**Work required:** Transcribe the records below exactly as they appear, omitting any pictures.

[Items listed in a dataset]
·····

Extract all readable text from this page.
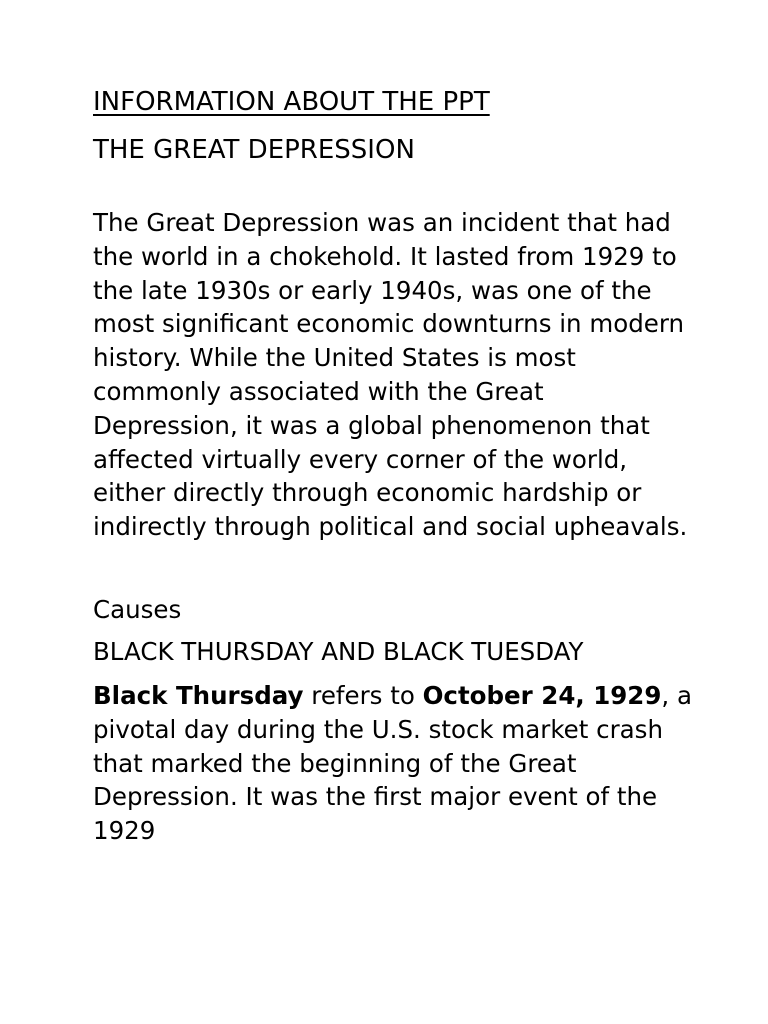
INFORMATION ABOUT THE PPT

THE GREAT DEPRESSION

The Great Depression was an incident that had the world in a chokehold. It lasted from 1929 to the late 1930s or early 1940s, was one of the most significant economic downturns in modern history. While the United States is most commonly associated with the Great Depression, it was a global phenomenon that affected virtually every corner of the world, either directly through economic hardship or indirectly through political and social upheavals.

Causes

BLACK THURSDAY AND BLACK TUESDAY

Black Thursday refers to October 24, 1929, a pivotal day during the U.S. stock market crash that marked the beginning of the Great Depression. It was the first major event of the 1929
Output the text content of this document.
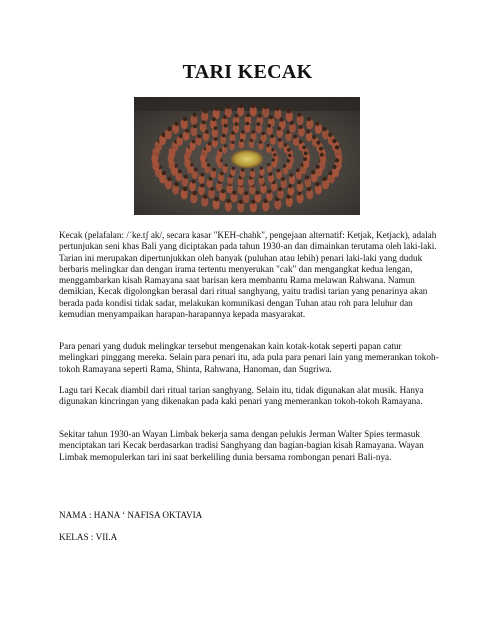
TARI KECAK

Kecak (pelafalan: /ˈke.tʃ ak/, secara kasar "KEH-chahk", pengejaan alternatif: Ketjak, Ketjack), adalah pertunjukan seni khas Bali yang diciptakan pada tahun 1930-an dan dimainkan terutama oleh laki-laki. Tarian ini merupakan dipertunjukkan oleh banyak (puluhan atau lebih) penari laki-laki yang duduk berbaris melingkar dan dengan irama tertentu menyerukan "cak" dan mengangkat kedua lengan, menggambarkan kisah Ramayana saat barisan kera membantu Rama melawan Rahwana. Namun demikian, Kecak digolongkan berasal dari ritual sanghyang, yaitu tradisi tarian yang penarinya akan berada pada kondisi tidak sadar, melakukan komunikasi dengan Tuhan atau roh para leluhur dan kemudian menyampaikan harapan-harapannya kepada masyarakat.

Para penari yang duduk melingkar tersebut mengenakan kain kotak-kotak seperti papan catur melingkari pinggang mereka. Selain para penari itu, ada pula para penari lain yang memerankan tokoh-tokoh Ramayana seperti Rama, Shinta, Rahwana, Hanoman, dan Sugriwa.

Lagu tari Kecak diambil dari ritual tarian sanghyang. Selain itu, tidak digunakan alat musik. Hanya digunakan kincringan yang dikenakan pada kaki penari yang memerankan tokoh-tokoh Ramayana.

Sekitar tahun 1930-an Wayan Limbak bekerja sama dengan pelukis Jerman Walter Spies termasuk menciptakan tari Kecak berdasarkan tradisi Sanghyang dan bagian-bagian kisah Ramayana. Wayan Limbak memopulerkan tari ini saat berkeliling dunia bersama rombongan penari Bali-nya.

NAMA : HANA ‘ NAFISA OKTAVIA
KELAS : VII.A
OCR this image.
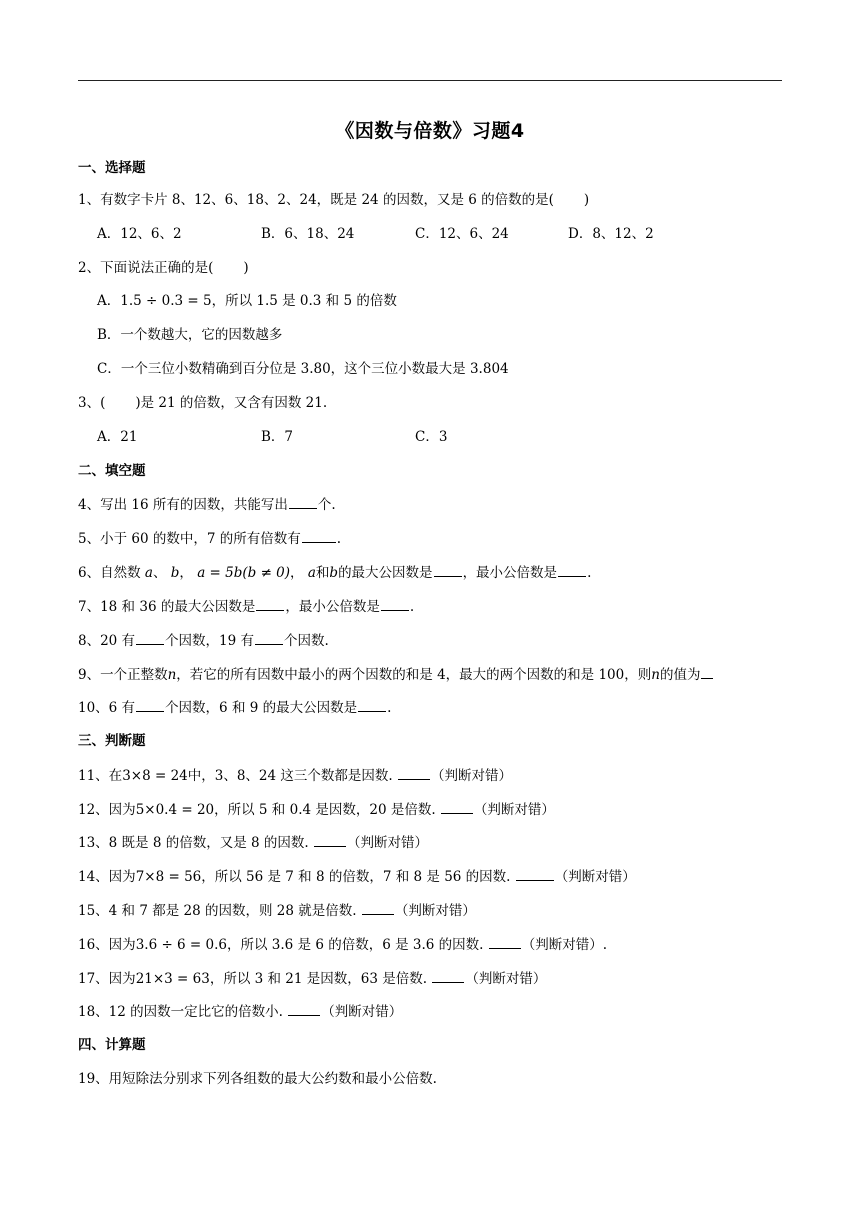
《因数与倍数》习题4
一、选择题
1、有数字卡片 8、12、6、18、2、24，既是 24 的因数，又是 6 的倍数的是( )
A．12、6、2	B．6、18、24	C．12、6、24	D．8、12、2
2、下面说法正确的是( )
A．1.5 ÷ 0.3 = 5，所以 1.5 是 0.3 和 5 的倍数
B．一个数越大，它的因数越多
C．一个三位小数精确到百分位是 3.80，这个三位小数最大是 3.804
3、( )是 21 的倍数，又含有因数 21.
A．21	B．7	C．3
二、填空题
4、写出 16 所有的因数，共能写出 个.
5、小于 60 的数中，7 的所有倍数有	.
6、自然数 a、 b， a = 5b(b ≠ 0)， a和b的最大公因数是 ，最小公倍数是 .
7、18 和 36 的最大公因数是 ，最小公倍数是 .
8、20 有 个因数，19 有 个因数.
9、一个正整数n，若它的所有因数中最小的两个因数的和是 4，最大的两个因数的和是 100，则n的值为
10、6 有 个因数，6 和 9 的最大公因数是 .
三、判断题
11、在3×8 = 24中，3、8、24 这三个数都是因数.	（判断对错）
12、因为5×0.4 = 20，所以 5 和 0.4 是因数，20 是倍数.	（判断对错）
13、8 既是 8 的倍数，又是 8 的因数.	（判断对错）
14、因为7×8 = 56，所以 56 是 7 和 8 的倍数，7 和 8 是 56 的因数.	（判断对错）
15、4 和 7 都是 28 的因数，则 28 就是倍数.	（判断对错）
16、因为3.6 ÷ 6 = 0.6，所以 3.6 是 6 的倍数，6 是 3.6 的因数.	（判断对错）.
17、因为21×3 = 63，所以 3 和 21 是因数，63 是倍数.	（判断对错）
18、12 的因数一定比它的倍数小.	（判断对错）
四、计算题
19、用短除法分别求下列各组数的最大公约数和最小公倍数.
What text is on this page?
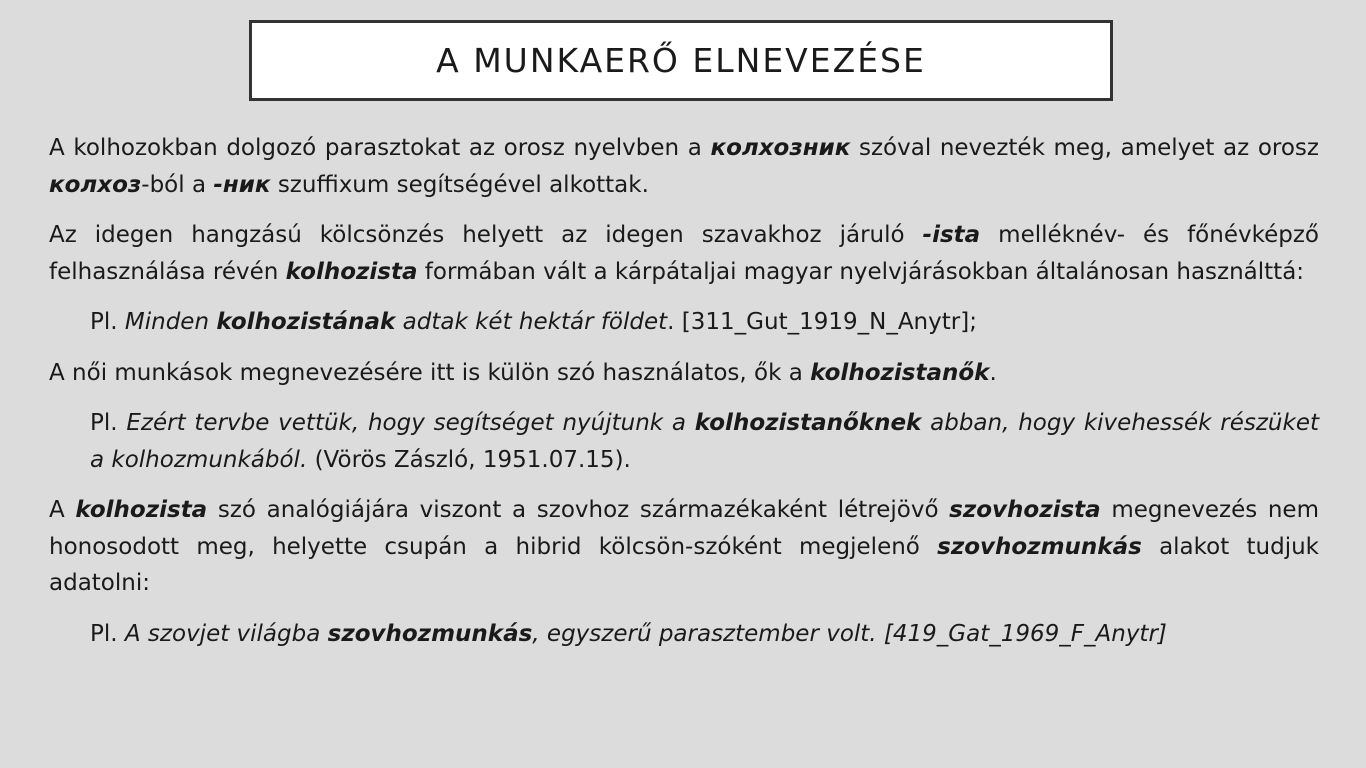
A MUNKAERŐ ELNEVEZÉSE

A kolhozokban dolgozó parasztokat az orosz nyelvben a колхозник szóval nevezték meg, amelyet az orosz колхоз-ból a -ник szuffixum segítségével alkottak.

Az idegen hangzású kölcsönzés helyett az idegen szavakhoz járuló -ista melléknév- és főnévképző felhasználása révén kolhozista formában vált a kárpátaljai magyar nyelvjárásokban általánosan használttá:

Pl. Minden kolhozistának adtak két hektár földet. [311_Gut_1919_N_Anytr];

A női munkások megnevezésére itt is külön szó használatos, ők a kolhozistanők.

Pl. Ezért tervbe vettük, hogy segítséget nyújtunk a kolhozistanőknek abban, hogy kivehessék részüket a kolhozmunkából. (Vörös Zászló, 1951.07.15).

A kolhozista szó analógiájára viszont a szovhoz származékaként létrejövő szovhozista megnevezés nem honosodott meg, helyette csupán a hibrid kölcsön-szóként megjelenő szovhozmunkás alakot tudjuk adatolni:

Pl. A szovjet világba szovhozmunkás, egyszerű parasztember volt. [419_Gat_1969_F_Anytr]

·····

**Response to this task:**
Extract all readable text from this page.
INFORMATION ABOUT THE PPT

THE GREAT DEPRESSION

The Great Depression was an incident that had the world in a chokehold. It lasted from 1929 to the late 1930s or early 1940s, was one of the most significant economic downturns in modern history. While the United States is most commonly associated with the Great Depression, it was a global phenomenon that affected virtually every corner of the world, either directly through economic hardship or indirectly through political and social upheavals.

Causes

BLACK THURSDAY AND BLACK TUESDAY

Black Thursday refers to October 24, 1929, a pivotal day during the U.S. stock market crash that marked the beginning of the Great Depression. It was the first major event of the 1929
Output the text content of this document.
TARI KECAK

Kecak (pelafalan: /ˈke.tʃ ak/, secara kasar "KEH-chahk", pengejaan alternatif: Ketjak, Ketjack), adalah pertunjukan seni khas Bali yang diciptakan pada tahun 1930-an dan dimainkan terutama oleh laki-laki. Tarian ini merupakan dipertunjukkan oleh banyak (puluhan atau lebih) penari laki-laki yang duduk berbaris melingkar dan dengan irama tertentu menyerukan "cak" dan mengangkat kedua lengan, menggambarkan kisah Ramayana saat barisan kera membantu Rama melawan Rahwana. Namun demikian, Kecak digolongkan berasal dari ritual sanghyang, yaitu tradisi tarian yang penarinya akan berada pada kondisi tidak sadar, melakukan komunikasi dengan Tuhan atau roh para leluhur dan kemudian menyampaikan harapan-harapannya kepada masyarakat.

Para penari yang duduk melingkar tersebut mengenakan kain kotak-kotak seperti papan catur melingkari pinggang mereka. Selain para penari itu, ada pula para penari lain yang memerankan tokoh-tokoh Ramayana seperti Rama, Shinta, Rahwana, Hanoman, dan Sugriwa.

Lagu tari Kecak diambil dari ritual tarian sanghyang. Selain itu, tidak digunakan alat musik. Hanya digunakan kincringan yang dikenakan pada kaki penari yang memerankan tokoh-tokoh Ramayana.

Sekitar tahun 1930-an Wayan Limbak bekerja sama dengan pelukis Jerman Walter Spies termasuk menciptakan tari Kecak berdasarkan tradisi Sanghyang dan bagian-bagian kisah Ramayana. Wayan Limbak memopulerkan tari ini saat berkeliling dunia bersama rombongan penari Bali-nya.

NAMA : HANA ‘ NAFISA OKTAVIA
KELAS : VII.A
OCR this image.
《因数与倍数》习题4
一、选择题
1、有数字卡片 8、12、6、18、2、24，既是 24 的因数，又是 6 的倍数的是( )
A．12、6、2	B．6、18、24	C．12、6、24	D．8、12、2
2、下面说法正确的是( )
A．1.5 ÷ 0.3 = 5，所以 1.5 是 0.3 和 5 的倍数
B．一个数越大，它的因数越多
C．一个三位小数精确到百分位是 3.80，这个三位小数最大是 3.804
3、( )是 21 的倍数，又含有因数 21.
A．21	B．7	C．3
二、填空题
4、写出 16 所有的因数，共能写出 个.
5、小于 60 的数中，7 的所有倍数有	.
6、自然数 a、 b， a = 5b(b ≠ 0)， a和b的最大公因数是 ，最小公倍数是 .
7、18 和 36 的最大公因数是 ，最小公倍数是 .
8、20 有 个因数，19 有 个因数.
9、一个正整数n，若它的所有因数中最小的两个因数的和是 4，最大的两个因数的和是 100，则n的值为
10、6 有 个因数，6 和 9 的最大公因数是 .
三、判断题
11、在3×8 = 24中，3、8、24 这三个数都是因数.	（判断对错）
12、因为5×0.4 = 20，所以 5 和 0.4 是因数，20 是倍数.	（判断对错）
13、8 既是 8 的倍数，又是 8 的因数.	（判断对错）
14、因为7×8 = 56，所以 56 是 7 和 8 的倍数，7 和 8 是 56 的因数.	（判断对错）
15、4 和 7 都是 28 的因数，则 28 就是倍数.	（判断对错）
16、因为3.6 ÷ 6 = 0.6，所以 3.6 是 6 的倍数，6 是 3.6 的因数.	（判断对错）.
17、因为21×3 = 63，所以 3 和 21 是因数，63 是倍数.	（判断对错）
18、12 的因数一定比它的倍数小.	（判断对错）
四、计算题
19、用短除法分别求下列各组数的最大公约数和最小公倍数.
What text is on this page?
A MUNKAERŐ ELNEVEZÉSE

A kolhozokban dolgozó parasztokat az orosz nyelvben a колхозник szóval nevezték meg, amelyet az orosz колхоз-ból a -ник szuffixum segítségével alkottak.

Az idegen hangzású kölcsönzés helyett az idegen szavakhoz járuló -ista melléknév- és főnévképző felhasználása révén kolhozista formában vált a kárpátaljai magyar nyelvjárásokban általánosan használttá:

Pl. Minden kolhozistának adtak két hektár földet. [311_Gut_1919_N_Anytr];

A női munkások megnevezésére itt is külön szó használatos, ők a kolhozistanők.

Pl. Ezért tervbe vettük, hogy segítséget nyújtunk a kolhozistanőknek abban, hogy kivehessék részüket a kolhozmunkából. (Vörös Zászló, 1951.07.15).

A kolhozista szó analógiájára viszont a szovhoz származékaként létrejövő szovhozista megnevezés nem honosodott meg, helyette csupán a hibrid kölcsön-szóként megjelenő szovhozmunkás alakot tudjuk adatolni:

Pl. A szovjet világba szovhozmunkás, egyszerű parasztember volt. [419_Gat_1969_F_Anytr]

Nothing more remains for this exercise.